## Written instruction
Reproduce everything in the records below, from the very first line down to and including the line that contains "266, 999, 285]", keeping each line unchanged.

## Record set
+--

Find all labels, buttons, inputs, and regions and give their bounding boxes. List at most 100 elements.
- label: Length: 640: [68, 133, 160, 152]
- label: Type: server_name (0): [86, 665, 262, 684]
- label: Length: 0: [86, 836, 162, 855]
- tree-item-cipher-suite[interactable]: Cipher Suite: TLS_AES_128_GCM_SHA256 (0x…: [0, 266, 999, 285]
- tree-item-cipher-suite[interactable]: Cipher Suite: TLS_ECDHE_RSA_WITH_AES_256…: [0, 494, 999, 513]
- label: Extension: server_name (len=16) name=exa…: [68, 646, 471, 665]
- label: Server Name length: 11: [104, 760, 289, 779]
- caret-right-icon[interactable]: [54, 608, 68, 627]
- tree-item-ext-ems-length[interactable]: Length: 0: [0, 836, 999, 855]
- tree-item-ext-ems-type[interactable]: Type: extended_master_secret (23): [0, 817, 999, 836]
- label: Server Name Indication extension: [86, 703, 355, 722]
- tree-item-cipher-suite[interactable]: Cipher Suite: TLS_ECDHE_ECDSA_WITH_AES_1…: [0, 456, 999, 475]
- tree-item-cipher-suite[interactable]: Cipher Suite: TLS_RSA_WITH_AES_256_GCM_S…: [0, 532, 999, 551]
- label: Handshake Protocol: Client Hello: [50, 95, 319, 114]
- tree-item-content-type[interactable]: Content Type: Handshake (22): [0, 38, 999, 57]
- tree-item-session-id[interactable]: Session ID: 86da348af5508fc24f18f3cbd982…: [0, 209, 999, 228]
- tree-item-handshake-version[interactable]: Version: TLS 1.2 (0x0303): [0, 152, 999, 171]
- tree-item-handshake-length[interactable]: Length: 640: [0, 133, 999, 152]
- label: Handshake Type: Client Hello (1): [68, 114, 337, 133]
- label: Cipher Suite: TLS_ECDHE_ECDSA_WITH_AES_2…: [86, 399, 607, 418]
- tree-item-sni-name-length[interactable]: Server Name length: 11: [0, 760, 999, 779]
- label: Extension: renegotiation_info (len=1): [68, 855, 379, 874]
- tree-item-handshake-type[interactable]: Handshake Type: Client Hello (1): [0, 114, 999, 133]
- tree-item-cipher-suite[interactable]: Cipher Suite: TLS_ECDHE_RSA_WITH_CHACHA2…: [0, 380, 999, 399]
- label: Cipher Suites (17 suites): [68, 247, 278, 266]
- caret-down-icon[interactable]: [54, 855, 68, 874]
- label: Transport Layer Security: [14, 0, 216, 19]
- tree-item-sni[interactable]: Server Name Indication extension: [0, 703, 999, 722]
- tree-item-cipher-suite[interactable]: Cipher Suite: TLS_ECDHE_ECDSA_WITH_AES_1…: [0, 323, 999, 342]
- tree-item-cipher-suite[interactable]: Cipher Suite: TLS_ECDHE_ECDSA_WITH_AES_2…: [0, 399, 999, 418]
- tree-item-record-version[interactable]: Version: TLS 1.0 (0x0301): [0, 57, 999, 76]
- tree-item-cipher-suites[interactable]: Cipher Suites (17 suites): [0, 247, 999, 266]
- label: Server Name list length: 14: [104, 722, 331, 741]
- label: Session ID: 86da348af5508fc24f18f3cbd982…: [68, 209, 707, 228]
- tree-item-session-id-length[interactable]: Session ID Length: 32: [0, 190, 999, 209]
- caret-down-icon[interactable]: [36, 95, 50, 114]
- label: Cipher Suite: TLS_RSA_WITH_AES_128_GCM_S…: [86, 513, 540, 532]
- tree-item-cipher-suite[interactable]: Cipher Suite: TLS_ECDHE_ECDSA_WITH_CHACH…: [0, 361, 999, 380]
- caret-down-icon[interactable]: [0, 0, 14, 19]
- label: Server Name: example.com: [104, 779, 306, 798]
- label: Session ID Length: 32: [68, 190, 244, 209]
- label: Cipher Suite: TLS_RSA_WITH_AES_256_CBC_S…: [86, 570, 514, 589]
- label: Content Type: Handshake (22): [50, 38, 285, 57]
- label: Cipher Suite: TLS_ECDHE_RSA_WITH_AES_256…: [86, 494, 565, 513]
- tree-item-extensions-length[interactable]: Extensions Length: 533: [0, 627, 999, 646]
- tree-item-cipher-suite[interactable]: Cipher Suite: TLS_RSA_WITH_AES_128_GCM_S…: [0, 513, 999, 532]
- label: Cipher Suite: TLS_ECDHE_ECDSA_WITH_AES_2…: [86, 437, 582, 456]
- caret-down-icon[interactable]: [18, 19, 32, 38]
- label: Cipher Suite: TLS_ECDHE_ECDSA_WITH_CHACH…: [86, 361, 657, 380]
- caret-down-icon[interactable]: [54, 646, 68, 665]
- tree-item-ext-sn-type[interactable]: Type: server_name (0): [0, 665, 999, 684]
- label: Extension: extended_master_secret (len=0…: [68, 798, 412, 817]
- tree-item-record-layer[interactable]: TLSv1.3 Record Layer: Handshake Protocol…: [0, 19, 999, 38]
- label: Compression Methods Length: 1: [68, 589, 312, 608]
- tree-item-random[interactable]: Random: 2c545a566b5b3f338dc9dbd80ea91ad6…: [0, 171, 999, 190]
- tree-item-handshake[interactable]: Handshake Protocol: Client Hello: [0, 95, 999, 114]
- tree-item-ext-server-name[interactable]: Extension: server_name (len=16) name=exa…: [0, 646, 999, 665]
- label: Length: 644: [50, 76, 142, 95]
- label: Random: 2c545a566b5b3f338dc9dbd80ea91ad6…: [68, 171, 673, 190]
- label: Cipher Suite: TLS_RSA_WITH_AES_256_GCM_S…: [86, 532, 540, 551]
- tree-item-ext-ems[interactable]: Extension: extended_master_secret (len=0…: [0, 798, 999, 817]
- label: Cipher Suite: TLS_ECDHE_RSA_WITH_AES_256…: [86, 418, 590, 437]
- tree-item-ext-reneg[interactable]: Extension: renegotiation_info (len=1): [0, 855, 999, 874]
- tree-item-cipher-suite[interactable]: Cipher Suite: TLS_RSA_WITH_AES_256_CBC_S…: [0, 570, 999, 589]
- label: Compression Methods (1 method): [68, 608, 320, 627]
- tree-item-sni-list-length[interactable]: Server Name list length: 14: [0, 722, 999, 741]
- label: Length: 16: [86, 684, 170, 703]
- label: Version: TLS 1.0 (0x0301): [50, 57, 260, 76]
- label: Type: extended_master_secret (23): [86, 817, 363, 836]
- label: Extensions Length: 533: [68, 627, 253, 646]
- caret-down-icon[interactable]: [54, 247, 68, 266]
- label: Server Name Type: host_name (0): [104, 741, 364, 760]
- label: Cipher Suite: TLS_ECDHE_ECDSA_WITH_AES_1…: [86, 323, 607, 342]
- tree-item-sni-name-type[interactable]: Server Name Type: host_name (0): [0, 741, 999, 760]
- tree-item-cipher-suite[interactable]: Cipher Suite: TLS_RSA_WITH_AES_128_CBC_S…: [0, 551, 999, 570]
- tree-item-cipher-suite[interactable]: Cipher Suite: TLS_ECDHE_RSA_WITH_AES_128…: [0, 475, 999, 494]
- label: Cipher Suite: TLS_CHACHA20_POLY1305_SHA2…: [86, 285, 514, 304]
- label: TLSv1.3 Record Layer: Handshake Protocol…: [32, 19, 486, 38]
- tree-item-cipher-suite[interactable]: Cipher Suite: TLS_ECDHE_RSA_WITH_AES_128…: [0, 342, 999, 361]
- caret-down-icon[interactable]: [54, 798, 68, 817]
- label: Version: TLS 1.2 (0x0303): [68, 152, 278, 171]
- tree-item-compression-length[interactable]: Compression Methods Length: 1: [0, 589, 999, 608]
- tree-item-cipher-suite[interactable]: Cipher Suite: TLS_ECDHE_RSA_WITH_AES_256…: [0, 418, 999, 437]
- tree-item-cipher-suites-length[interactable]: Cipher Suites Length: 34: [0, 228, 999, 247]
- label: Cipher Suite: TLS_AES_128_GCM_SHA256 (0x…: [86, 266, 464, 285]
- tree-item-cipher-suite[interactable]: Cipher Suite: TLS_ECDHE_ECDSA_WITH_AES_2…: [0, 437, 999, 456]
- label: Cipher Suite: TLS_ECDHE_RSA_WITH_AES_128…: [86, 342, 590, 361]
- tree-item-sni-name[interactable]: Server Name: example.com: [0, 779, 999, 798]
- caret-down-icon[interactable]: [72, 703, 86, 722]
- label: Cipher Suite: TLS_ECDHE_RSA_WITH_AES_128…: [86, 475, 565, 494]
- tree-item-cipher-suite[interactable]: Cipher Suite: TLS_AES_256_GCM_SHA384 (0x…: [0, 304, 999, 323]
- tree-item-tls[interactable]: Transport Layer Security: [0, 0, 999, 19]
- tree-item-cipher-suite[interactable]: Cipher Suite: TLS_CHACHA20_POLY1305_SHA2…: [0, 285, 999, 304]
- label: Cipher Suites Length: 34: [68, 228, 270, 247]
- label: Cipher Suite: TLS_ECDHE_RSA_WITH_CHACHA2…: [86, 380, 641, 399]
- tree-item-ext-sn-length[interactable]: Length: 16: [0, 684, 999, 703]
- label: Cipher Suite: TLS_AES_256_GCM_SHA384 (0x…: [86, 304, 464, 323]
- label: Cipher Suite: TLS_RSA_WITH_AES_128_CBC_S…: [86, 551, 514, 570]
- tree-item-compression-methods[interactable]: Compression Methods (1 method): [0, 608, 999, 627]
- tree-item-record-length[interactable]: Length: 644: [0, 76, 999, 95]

+--

## Reply to the task
Find all labels, buttons, inputs, and regions and give their bounding boxes. List at most 100 elements.
- label: Length: 640: [68, 133, 160, 152]
- label: Type: server_name (0): [86, 665, 262, 684]
- label: Length: 0: [86, 836, 162, 855]
- tree-item-cipher-suite[interactable]: Cipher Suite: TLS_AES_128_GCM_SHA256 (0x…: [0, 266, 999, 285]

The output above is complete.